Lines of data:
------------------------

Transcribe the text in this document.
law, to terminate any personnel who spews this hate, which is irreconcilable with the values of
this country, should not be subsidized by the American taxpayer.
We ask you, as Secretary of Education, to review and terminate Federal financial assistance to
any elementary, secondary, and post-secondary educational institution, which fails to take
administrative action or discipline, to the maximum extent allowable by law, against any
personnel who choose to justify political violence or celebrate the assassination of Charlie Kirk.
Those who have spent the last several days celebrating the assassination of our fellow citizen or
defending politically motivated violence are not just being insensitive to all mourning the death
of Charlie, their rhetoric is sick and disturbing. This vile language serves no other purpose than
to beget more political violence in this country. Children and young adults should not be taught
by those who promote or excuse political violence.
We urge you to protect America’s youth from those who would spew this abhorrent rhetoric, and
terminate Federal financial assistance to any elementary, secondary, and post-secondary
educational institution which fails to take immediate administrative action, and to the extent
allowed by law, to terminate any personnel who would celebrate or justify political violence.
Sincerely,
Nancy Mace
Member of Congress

------------------------

▶ _Exercise_
Reproduce the listing above word for word.

▶ _Task answer_
Transcribe the text in this document.
law, to terminate any personnel who spews this hate, which is irreconcilable with the values of
this country, should not be subsidized by the American taxpayer.
We ask you, as Secretary of Education, to review and terminate Federal financial assistance to
any elementary, secondary, and post-secondary educational institution, which fails to take
administrative action or discipline, to the maximum extent allowable by law, against any
personnel who choose to justify political violence or celebrate the assassination of Charlie Kirk.
Those who have spent the last several days celebrating the assassination of our fellow citizen or
defending politically motivated violence are not just being insensitive to all mourning the death
of Charlie, their rhetoric is sick and disturbing. This vile language serves no other purpose than
to beget more political violence in this country. Children and young adults should not be taught
by those who promote or excuse political violence.
We urge you to protect America’s youth from those who would spew this abhorrent rhetoric, and
terminate Federal financial assistance to any elementary, secondary, and post-secondary
educational institution which fails to take immediate administrative action, and to the extent
allowed by law, to terminate any personnel who would celebrate or justify political violence.
Sincerely,
Nancy Mace
Member of Congress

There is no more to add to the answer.